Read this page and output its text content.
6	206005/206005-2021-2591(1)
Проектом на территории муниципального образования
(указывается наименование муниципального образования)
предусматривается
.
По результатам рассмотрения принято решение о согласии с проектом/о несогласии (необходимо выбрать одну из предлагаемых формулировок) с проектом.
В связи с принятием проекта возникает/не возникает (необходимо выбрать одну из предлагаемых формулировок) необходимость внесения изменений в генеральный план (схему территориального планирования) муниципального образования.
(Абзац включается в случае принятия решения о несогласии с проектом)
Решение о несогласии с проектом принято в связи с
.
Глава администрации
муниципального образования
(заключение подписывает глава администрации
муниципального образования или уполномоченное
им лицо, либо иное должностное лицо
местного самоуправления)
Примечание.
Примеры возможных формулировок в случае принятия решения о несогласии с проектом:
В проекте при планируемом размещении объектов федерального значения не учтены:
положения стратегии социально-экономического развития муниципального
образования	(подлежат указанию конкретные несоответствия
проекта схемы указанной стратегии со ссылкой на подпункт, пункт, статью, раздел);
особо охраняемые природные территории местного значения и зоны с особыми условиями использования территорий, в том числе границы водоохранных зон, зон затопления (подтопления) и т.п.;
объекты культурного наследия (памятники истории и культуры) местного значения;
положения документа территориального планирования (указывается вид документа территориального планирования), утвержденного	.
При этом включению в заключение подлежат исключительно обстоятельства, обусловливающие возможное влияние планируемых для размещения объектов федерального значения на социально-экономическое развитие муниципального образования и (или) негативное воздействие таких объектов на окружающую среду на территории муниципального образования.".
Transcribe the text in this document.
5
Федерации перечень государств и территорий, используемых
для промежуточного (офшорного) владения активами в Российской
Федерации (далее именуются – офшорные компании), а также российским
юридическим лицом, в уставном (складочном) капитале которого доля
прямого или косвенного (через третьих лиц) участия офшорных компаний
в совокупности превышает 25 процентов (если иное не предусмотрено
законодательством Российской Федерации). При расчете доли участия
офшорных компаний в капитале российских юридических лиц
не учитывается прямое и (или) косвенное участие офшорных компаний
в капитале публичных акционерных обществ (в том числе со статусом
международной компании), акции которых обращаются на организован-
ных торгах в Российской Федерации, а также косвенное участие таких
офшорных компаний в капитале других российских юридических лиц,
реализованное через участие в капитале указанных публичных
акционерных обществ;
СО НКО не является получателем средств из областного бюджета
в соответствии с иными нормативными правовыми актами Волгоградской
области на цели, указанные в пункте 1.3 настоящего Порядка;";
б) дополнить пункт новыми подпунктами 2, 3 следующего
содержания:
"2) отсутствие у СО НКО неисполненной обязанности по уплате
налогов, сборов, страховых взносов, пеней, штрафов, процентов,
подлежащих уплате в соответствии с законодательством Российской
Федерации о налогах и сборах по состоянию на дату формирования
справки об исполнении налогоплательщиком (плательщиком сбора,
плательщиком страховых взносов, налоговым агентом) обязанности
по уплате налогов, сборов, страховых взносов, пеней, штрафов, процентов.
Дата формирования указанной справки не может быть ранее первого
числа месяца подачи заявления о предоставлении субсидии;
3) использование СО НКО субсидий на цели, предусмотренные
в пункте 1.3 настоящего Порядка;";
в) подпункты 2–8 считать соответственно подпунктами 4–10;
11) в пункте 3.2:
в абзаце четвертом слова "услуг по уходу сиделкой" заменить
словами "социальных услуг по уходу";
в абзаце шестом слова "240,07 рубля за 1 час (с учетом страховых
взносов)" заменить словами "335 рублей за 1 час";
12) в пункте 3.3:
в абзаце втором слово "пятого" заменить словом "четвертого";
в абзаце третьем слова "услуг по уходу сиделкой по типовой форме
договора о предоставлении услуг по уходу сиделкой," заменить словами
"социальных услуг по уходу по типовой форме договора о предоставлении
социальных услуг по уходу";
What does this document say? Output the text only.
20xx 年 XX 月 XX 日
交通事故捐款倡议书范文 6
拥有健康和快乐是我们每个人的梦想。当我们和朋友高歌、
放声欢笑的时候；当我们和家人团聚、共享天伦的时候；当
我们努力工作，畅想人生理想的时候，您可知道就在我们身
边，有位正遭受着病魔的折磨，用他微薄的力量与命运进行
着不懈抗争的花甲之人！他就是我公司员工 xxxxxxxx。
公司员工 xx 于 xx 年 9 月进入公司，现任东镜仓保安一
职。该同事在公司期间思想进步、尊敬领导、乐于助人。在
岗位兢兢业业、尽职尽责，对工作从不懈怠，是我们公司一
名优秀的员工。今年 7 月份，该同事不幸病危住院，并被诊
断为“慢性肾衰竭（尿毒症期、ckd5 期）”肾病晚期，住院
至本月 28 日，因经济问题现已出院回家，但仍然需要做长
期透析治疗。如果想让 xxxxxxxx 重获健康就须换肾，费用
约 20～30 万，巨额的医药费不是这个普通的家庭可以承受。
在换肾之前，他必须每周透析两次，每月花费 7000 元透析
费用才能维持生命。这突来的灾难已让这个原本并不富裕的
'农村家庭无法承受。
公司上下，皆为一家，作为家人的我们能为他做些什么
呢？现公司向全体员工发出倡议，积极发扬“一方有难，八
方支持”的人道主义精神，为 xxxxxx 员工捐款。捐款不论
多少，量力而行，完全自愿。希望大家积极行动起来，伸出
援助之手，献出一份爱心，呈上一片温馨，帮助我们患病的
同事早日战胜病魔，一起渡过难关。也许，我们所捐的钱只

□ □ □

**What the task requires:**
Write all of the records out again exactly.

**Output of the exercise:**
Read this page and output its text content.
6	206005/206005-2021-2591(1)
Проектом на территории муниципального образования
(указывается наименование муниципального образования)
предусматривается
.
По результатам рассмотрения принято решение о согласии с проектом/о несогласии (необходимо выбрать одну из предлагаемых формулировок) с проектом.
В связи с принятием проекта возникает/не возникает (необходимо выбрать одну из предлагаемых формулировок) необходимость внесения изменений в генеральный план (схему территориального планирования) муниципального образования.
(Абзац включается в случае принятия решения о несогласии с проектом)
Решение о несогласии с проектом принято в связи с
.
Глава администрации
муниципального образования
(заключение подписывает глава администрации
муниципального образования или уполномоченное
им лицо, либо иное должностное лицо
местного самоуправления)
Примечание.
Примеры возможных формулировок в случае принятия решения о несогласии с проектом:
В проекте при планируемом размещении объектов федерального значения не учтены:
положения стратегии социально-экономического развития муниципального
образования	(подлежат указанию конкретные несоответствия
проекта схемы указанной стратегии со ссылкой на подпункт, пункт, статью, раздел);
особо охраняемые природные территории местного значения и зоны с особыми условиями использования территорий, в том числе границы водоохранных зон, зон затопления (подтопления) и т.п.;
объекты культурного наследия (памятники истории и культуры) местного значения;
положения документа территориального планирования (указывается вид документа территориального планирования), утвержденного	.
При этом включению в заключение подлежат исключительно обстоятельства, обусловливающие возможное влияние планируемых для размещения объектов федерального значения на социально-экономическое развитие муниципального образования и (или) негативное воздействие таких объектов на окружающую среду на территории муниципального образования.".
Transcribe the text in this document.
5
Федерации перечень государств и территорий, используемых
для промежуточного (офшорного) владения активами в Российской
Федерации (далее именуются – офшорные компании), а также российским
юридическим лицом, в уставном (складочном) капитале которого доля
прямого или косвенного (через третьих лиц) участия офшорных компаний
в совокупности превышает 25 процентов (если иное не предусмотрено
законодательством Российской Федерации). При расчете доли участия
офшорных компаний в капитале российских юридических лиц
не учитывается прямое и (или) косвенное участие офшорных компаний
в капитале публичных акционерных обществ (в том числе со статусом
международной компании), акции которых обращаются на организован-
ных торгах в Российской Федерации, а также косвенное участие таких
офшорных компаний в капитале других российских юридических лиц,
реализованное через участие в капитале указанных публичных
акционерных обществ;
СО НКО не является получателем средств из областного бюджета
в соответствии с иными нормативными правовыми актами Волгоградской
области на цели, указанные в пункте 1.3 настоящего Порядка;";
б) дополнить пункт новыми подпунктами 2, 3 следующего
содержания:
"2) отсутствие у СО НКО неисполненной обязанности по уплате
налогов, сборов, страховых взносов, пеней, штрафов, процентов,
подлежащих уплате в соответствии с законодательством Российской
Федерации о налогах и сборах по состоянию на дату формирования
справки об исполнении налогоплательщиком (плательщиком сбора,
плательщиком страховых взносов, налоговым агентом) обязанности
по уплате налогов, сборов, страховых взносов, пеней, штрафов, процентов.
Дата формирования указанной справки не может быть ранее первого
числа месяца подачи заявления о предоставлении субсидии;
3) использование СО НКО субсидий на цели, предусмотренные
в пункте 1.3 настоящего Порядка;";
в) подпункты 2–8 считать соответственно подпунктами 4–10;
11) в пункте 3.2:
в абзаце четвертом слова "услуг по уходу сиделкой" заменить
словами "социальных услуг по уходу";
в абзаце шестом слова "240,07 рубля за 1 час (с учетом страховых
взносов)" заменить словами "335 рублей за 1 час";
12) в пункте 3.3:
в абзаце втором слово "пятого" заменить словом "четвертого";
в абзаце третьем слова "услуг по уходу сиделкой по типовой форме
договора о предоставлении услуг по уходу сиделкой," заменить словами
"социальных услуг по уходу по типовой форме договора о предоставлении
социальных услуг по уходу";
What does this document say? Output the text only.
20xx 年 XX 月 XX 日
交通事故捐款倡议书范文 6
拥有健康和快乐是我们每个人的梦想。当我们和朋友高歌、
放声欢笑的时候；当我们和家人团聚、共享天伦的时候；当
我们努力工作，畅想人生理想的时候，您可知道就在我们身
边，有位正遭受着病魔的折磨，用他微薄的力量与命运进行
着不懈抗争的花甲之人！他就是我公司员工 xxxxxxxx。
公司员工 xx 于 xx 年 9 月进入公司，现任东镜仓保安一
职。该同事在公司期间思想进步、尊敬领导、乐于助人。在
岗位兢兢业业、尽职尽责，对工作从不懈怠，是我们公司一
名优秀的员工。今年 7 月份，该同事不幸病危住院，并被诊
断为“慢性肾衰竭（尿毒症期、ckd5 期）”肾病晚期，住院
至本月 28 日，因经济问题现已出院回家，但仍然需要做长
期透析治疗。如果想让 xxxxxxxx 重获健康就须换肾，费用
约 20～30 万，巨额的医药费不是这个普通的家庭可以承受。
在换肾之前，他必须每周透析两次，每月花费 7000 元透析
费用才能维持生命。这突来的灾难已让这个原本并不富裕的
'农村家庭无法承受。
公司上下，皆为一家，作为家人的我们能为他做些什么
呢？现公司向全体员工发出倡议，积极发扬“一方有难，八
方支持”的人道主义精神，为 xxxxxx 员工捐款。捐款不论
多少，量力而行，完全自愿。希望大家积极行动起来，伸出
援助之手，献出一份爱心，呈上一片温馨，帮助我们患病的
同事早日战胜病魔，一起渡过难关。也许，我们所捐的钱只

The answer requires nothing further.